** SOAL LATIHAN **
1. Rangkum teks tentang pengertian akhlak dalam dua kalimat.
2. Ketik ulang bagian teks tentang pengertian akhlak mulai dari "Dari dua istilah" sampai "bentuk baik (jamilah).".
3. Jawab pertanyaan berikut berdasarkan teks tentang pengertian akhlak.
(a) Akhlak yang baik disebut apa?
(b) Menurut Ibnu Athir, khalqu merupakan gambaran apa?
(c) Istilah apa yang digunakan untuk rohaniyah manusia?

** TEKS YANG DISEDIAKAN **
──────────────────────────────

A. PENGERTIAN AKHLAK
Kata “Akhlak” berasal dari bahasa
arab, jamak dari khuluqun خُلُقٌ yang
menurut bahasa berarti budi pekerti, perangai, tingkah laku atau tabiat. Kata
tersebut mengandung segi-segi persesuaian dengan perkataan khalqun خَلْقٌ yang berarti kejadian, yang juga erat
hubungannya dengan khaliqخَالِقٌ
yang berarti pencipta, demikian pula dengan Makhluqun مَخْلُوْقٌ yang
berarti yang diciptakan.1
Perumusan
pengertian akhlak timbul sebagai media yang memungkinkan adanya hubungan baik
antara Khaliq dengan makhluk.
Ibnu
Athir menjelaskan bahwa “Hakikat makna
khuluq itu ialah gambaran bathin manusia ( jiwa dan sifat-sifatnya ), sedangkan
khalqu merupakan gambaran jasmani manusia tersebut.”2
Kata
akhlak sering diidentikkan dengan kata kholqun (bentuk lahiriyah) dan Khuluqun
(bentuk batiniyah), jika dikaitkan dengan seseorang yang bagus berupa kholqun
dan khulqunnya, maka artinya adalah bagus dari bentuk lahiriah dan rohaniyah.
Dari dua istilah tersebut dapat kita pahami, bahwa manusia terdiri dari dua
susunan jasmaniyah dan batiniyah.
Untuk
jasmaniyah manusia sering menggunakan istilah kholqun, sedangkan untuk
rohaniyah manusia menggunakan istilah khuluqun. Kedua komponen ini memilih
gerakan dan bentuk sendiri-sendiri, ada kalanya bentuk jelek (Qobi’ah) dan
adakalanya bentuk baik (jamilah).
Akhlak
yang baik disebut adab. Kata adab juga digunakan dalam arti etiket, yaitu tata
cara sopan santun dalam masyarakat guna memelihara hubungan baik antar
mereka.
Ibnu
Maskawaih memberikan definisi sebagai berikut: “Keadaan jiwa seseorang yang mendorongnya untuk melakukan
perbuatan-perbuatan tanpa melalui pertimbangan pikiran (terlalu lama)”3
Imam
Ghazali mengemukakan definisi Akhlak sebagai berikut: “Akhlak ialah suatu sifat yang tertanam dalam jiwa yang daripadanya
timbul perbuatan-perbuatan dengan mudah, dengan tidak memerlukan pertimbangan
pikiran (lebih dahulu). Maka jika sifat tersebut melahirkan suatu tindakan
terpuji menurut ketentuan rasio dan norma agama, dinamakan akhlaq baik. Tetapi
manakala ia melahirkan suatu tindakan buruk, maka dinamakan akhlaq buruk”.4
Prof.

──────────────────────────────

Daftar elemen dan area
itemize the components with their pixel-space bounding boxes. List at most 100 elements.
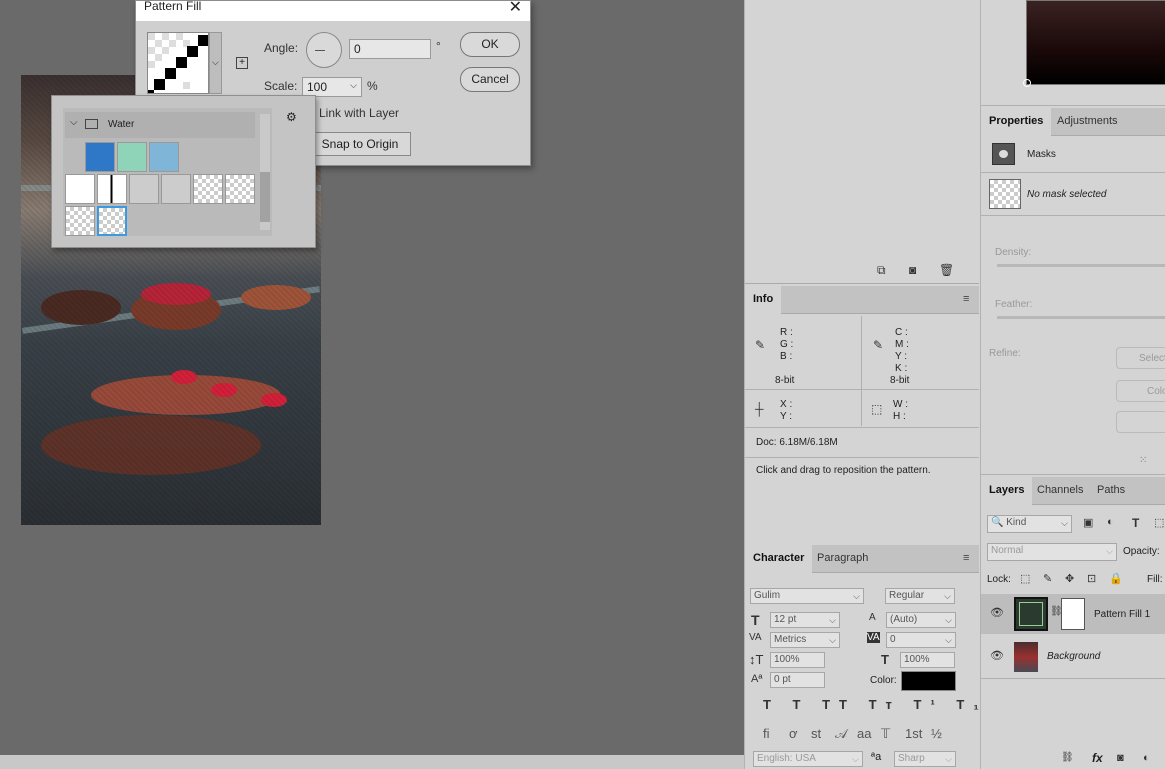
tab-adjustments[interactable]: Adjustments <box>1049 108 1126 136</box>
pattern-dropdown[interactable]: ⌵ <box>209 32 222 94</box>
selection-dots-icon[interactable]: ⁙ <box>1139 455 1147 466</box>
kerning-select[interactable]: Metrics ⌵ <box>770 632 840 648</box>
angle-dial[interactable] <box>306 32 342 68</box>
layer-filter-kind[interactable]: 🔍 Kind ⌵ <box>987 515 1072 533</box>
pattern-thumb[interactable] <box>149 142 179 172</box>
cancel-button[interactable]: Cancel <box>460 67 520 92</box>
language-select[interactable]: English: USA ⌵ <box>753 751 863 767</box>
lock-artboard-icon[interactable]: ⊡ <box>1087 572 1096 585</box>
mask-thumb[interactable] <box>989 179 1021 209</box>
image-filter-icon[interactable]: ▣ <box>1083 516 1093 529</box>
tracking-select[interactable]: 0 ⌵ <box>886 632 956 648</box>
ordinals-first[interactable]: 1st <box>905 726 922 741</box>
info-b: B : <box>780 351 793 362</box>
old-style-icon[interactable]: ơ <box>789 726 798 741</box>
baseline-shift-input[interactable]: 0 pt <box>770 672 825 688</box>
tracking-icon: VA <box>867 632 880 643</box>
tab-character[interactable]: Character <box>745 545 813 573</box>
stylistic-icon[interactable]: 𝕋 <box>881 726 890 742</box>
select-mask-button[interactable]: Select <box>1116 347 1165 369</box>
layer-thumb <box>1014 642 1038 672</box>
pattern-thumb[interactable] <box>97 174 127 204</box>
lock-transparent-icon[interactable]: ⬚ <box>1020 572 1030 585</box>
info-tabbar: Info ≡ <box>745 286 979 314</box>
folder-row[interactable]: ⌵ Water <box>65 112 255 138</box>
new-adjust-icon[interactable]: ⧉ <box>877 263 886 278</box>
pattern-thumb[interactable] <box>225 174 255 204</box>
type-style-buttons[interactable]: T T TT Tт T¹ T₁ T T <box>763 697 1038 713</box>
antialias-select[interactable]: Sharp ⌵ <box>894 751 956 767</box>
density-slider[interactable] <box>997 264 1165 267</box>
add-mask-icon[interactable]: ◙ <box>1117 752 1124 764</box>
titling-alternates[interactable]: aa <box>857 726 871 741</box>
lock-move-icon[interactable]: ✥ <box>1065 572 1074 585</box>
panel-menu-icon[interactable]: ≡ <box>963 293 969 305</box>
new-preset-icon[interactable]: + <box>236 57 248 69</box>
color-picker-field[interactable] <box>1023 0 1165 87</box>
pattern-thumb-selected[interactable] <box>97 206 127 236</box>
type-filter-icon[interactable]: T <box>1132 516 1139 530</box>
pattern-thumb[interactable] <box>85 142 115 172</box>
font-style-select[interactable]: Regular ⌵ <box>885 588 955 604</box>
divider <box>745 457 979 458</box>
ligature-st[interactable]: st <box>811 726 821 741</box>
chevron-down-icon: ⌵ <box>212 57 219 67</box>
tab-paths[interactable]: Paths <box>1089 477 1133 505</box>
lock-paint-icon[interactable]: ✎ <box>1043 572 1052 585</box>
layer-row-background[interactable]: 👁 Background <box>981 637 1165 677</box>
search-icon: 🔍 <box>991 517 1007 528</box>
blend-mode-select[interactable]: Normal ⌵ <box>987 543 1117 561</box>
horizontal-scale-input[interactable]: 100% <box>900 652 955 668</box>
language: English: USA <box>757 753 816 764</box>
tab-channels[interactable]: Channels <box>1029 477 1091 505</box>
swash-icon[interactable]: 𝒜 <box>835 726 847 742</box>
invert-button[interactable] <box>1116 411 1165 433</box>
scrollbar[interactable] <box>260 114 270 230</box>
panel-menu-icon[interactable]: ≡ <box>963 552 969 564</box>
ligature-fi[interactable]: fi <box>763 726 770 741</box>
tab-properties[interactable]: Properties <box>981 108 1052 137</box>
feather-slider[interactable] <box>997 316 1165 319</box>
pattern-picker: ⌵ Water ⚙ <box>51 95 316 248</box>
link-with-layer-checkbox[interactable]: Link with Layer <box>319 106 399 120</box>
history-panel <box>745 0 979 258</box>
tab-info[interactable]: Info <box>745 286 782 314</box>
leading-select[interactable]: (Auto) ⌵ <box>886 612 956 628</box>
camera-icon[interactable]: ◙ <box>909 263 916 277</box>
bit-depth: 8-bit <box>775 375 795 386</box>
eye-icon[interactable]: 👁 <box>990 606 1004 619</box>
gear-icon[interactable]: ⚙ <box>286 110 297 124</box>
pattern-thumb[interactable] <box>129 174 159 204</box>
ok-button[interactable]: OK <box>460 32 520 57</box>
eye-icon[interactable]: 👁 <box>990 649 1004 662</box>
tab-layers[interactable]: Layers <box>981 477 1033 506</box>
pattern-thumb[interactable] <box>161 174 191 204</box>
close-icon[interactable]: ✕ <box>509 0 522 17</box>
vertical-scale-input[interactable]: 100% <box>770 652 825 668</box>
text-color-swatch[interactable] <box>901 671 956 691</box>
kerning: Metrics <box>774 634 807 645</box>
chevron-down-icon: ⌵ <box>945 635 952 645</box>
pattern-thumb[interactable] <box>65 174 95 204</box>
pattern-thumb[interactable] <box>193 174 223 204</box>
pattern-thumb[interactable] <box>65 206 95 236</box>
fx-button[interactable]: fx <box>1092 751 1103 765</box>
trash-icon[interactable]: 🗑 <box>939 263 954 277</box>
scale-input[interactable]: 100 ⌵ <box>302 77 362 97</box>
pattern-thumb[interactable] <box>117 142 147 172</box>
layers-tabbar: Layers Channels Paths <box>981 477 1165 506</box>
adjustment-filter-icon[interactable]: ◐ <box>1107 516 1114 528</box>
lock-all-icon[interactable]: 🔒 <box>1109 572 1123 585</box>
new-fill-icon[interactable]: ◐ <box>1143 752 1150 764</box>
angle-input[interactable]: 0 <box>349 39 431 59</box>
fraction-half[interactable]: ½ <box>931 726 942 741</box>
color-range-button[interactable]: Colo <box>1116 380 1165 402</box>
font-size-select[interactable]: 12 pt ⌵ <box>770 612 840 628</box>
snap-to-origin-button[interactable]: Snap to Origin <box>309 132 411 156</box>
pattern-swatch[interactable] <box>147 32 209 94</box>
layer-row-pattern-fill[interactable]: 👁 ⛓ Pattern Fill 1 <box>981 594 1165 634</box>
font-family-select[interactable]: Gulim ⌵ <box>750 588 864 604</box>
shape-filter-icon[interactable]: ⬚ <box>1154 516 1164 529</box>
tab-paragraph[interactable]: Paragraph <box>809 545 876 573</box>
link-layers-icon[interactable]: ⛓ <box>1061 752 1074 763</box>
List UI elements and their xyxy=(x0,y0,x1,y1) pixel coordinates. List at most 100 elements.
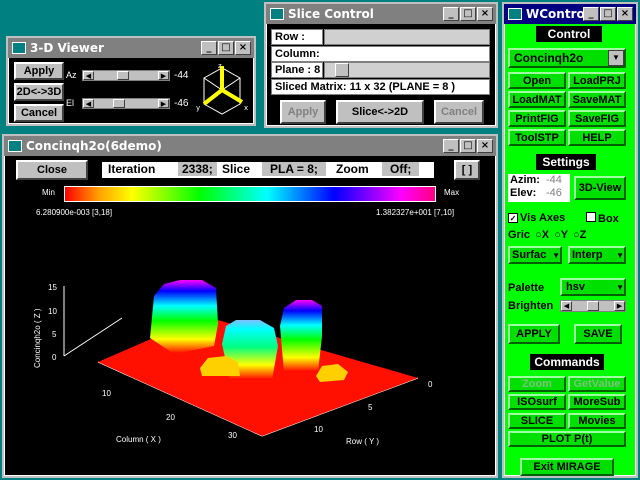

──────────────────────────────

** JAWABAN LATIHAN **
1. Kata akhlak berasal dari bahasa Arab, jamak dari khuluqun yang berarti budi pekerti, perangai, tingkah laku atau tabiat, dan kata ini berhubungan dengan khalqun, khaliq, serta makhluqun. Ibnu Maskawaih dan Imam Ghazali mendefinisikan akhlak sebagai keadaan atau sifat dalam jiwa yang mendorong timbulnya perbuatan tanpa pertimbangan pikiran, dan menurut Imam Ghazali akhlak disebut baik atau buruk sesuai tindakan yang dilahirkannya.

2.
Dari dua istilah tersebut dapat kita pahami, bahwa manusia terdiri dari dua
susunan jasmaniyah dan batiniyah.
Untuk
jasmaniyah manusia sering menggunakan istilah kholqun, sedangkan untuk
rohaniyah manusia menggunakan istilah khuluqun. Kedua komponen ini memilih
gerakan dan bentuk sendiri-sendiri, ada kalanya bentuk jelek (Qobi’ah) dan
adakalanya bentuk baik (jamilah).

3.
(a) Adab.
(b) Gambaran jasmani manusia.
(c) Khuluqun.